## Written task
Show every line of the records below that contains the word "создавать".

━━━━━━━━━━━━━━━━

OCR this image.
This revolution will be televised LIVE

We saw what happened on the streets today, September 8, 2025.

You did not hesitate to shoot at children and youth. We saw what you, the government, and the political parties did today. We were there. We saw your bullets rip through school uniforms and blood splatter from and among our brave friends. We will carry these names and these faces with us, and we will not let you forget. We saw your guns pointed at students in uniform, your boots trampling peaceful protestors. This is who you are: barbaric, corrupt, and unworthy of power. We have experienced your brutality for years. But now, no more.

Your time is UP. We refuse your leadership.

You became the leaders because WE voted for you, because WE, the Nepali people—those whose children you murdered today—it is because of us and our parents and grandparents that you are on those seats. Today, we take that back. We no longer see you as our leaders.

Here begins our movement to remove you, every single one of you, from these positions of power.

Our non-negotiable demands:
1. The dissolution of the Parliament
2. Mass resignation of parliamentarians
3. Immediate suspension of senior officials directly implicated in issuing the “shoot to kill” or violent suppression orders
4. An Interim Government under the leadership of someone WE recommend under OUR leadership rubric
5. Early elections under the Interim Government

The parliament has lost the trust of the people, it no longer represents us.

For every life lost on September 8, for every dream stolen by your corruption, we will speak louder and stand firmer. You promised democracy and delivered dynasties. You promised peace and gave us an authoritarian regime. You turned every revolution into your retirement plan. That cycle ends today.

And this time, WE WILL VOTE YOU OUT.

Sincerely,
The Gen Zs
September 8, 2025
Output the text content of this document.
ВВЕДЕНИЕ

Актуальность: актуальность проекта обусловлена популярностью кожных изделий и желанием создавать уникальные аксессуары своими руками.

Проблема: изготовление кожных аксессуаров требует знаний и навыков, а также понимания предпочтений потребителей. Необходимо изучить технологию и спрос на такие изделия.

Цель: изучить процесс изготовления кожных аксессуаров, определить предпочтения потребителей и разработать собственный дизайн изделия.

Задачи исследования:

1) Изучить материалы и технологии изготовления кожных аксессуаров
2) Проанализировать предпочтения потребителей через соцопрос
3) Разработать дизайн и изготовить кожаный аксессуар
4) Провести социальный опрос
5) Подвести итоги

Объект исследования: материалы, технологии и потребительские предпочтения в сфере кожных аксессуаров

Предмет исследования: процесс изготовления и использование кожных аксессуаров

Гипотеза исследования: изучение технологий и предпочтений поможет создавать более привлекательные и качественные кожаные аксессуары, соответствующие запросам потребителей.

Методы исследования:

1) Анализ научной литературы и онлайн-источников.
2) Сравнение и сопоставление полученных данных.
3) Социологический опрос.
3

━━━━━━━━━━━━━━━━

## Worked solution
Актуальность: актуальность проекта обусловлена популярностью кожных изделий и желанием создавать уникальные аксессуары своими руками.
Гипотеза исследования: изучение технологий и предпочтений поможет создавать более привлекательные и качественные кожаные аксессуары, соответствующие запросам потребителей.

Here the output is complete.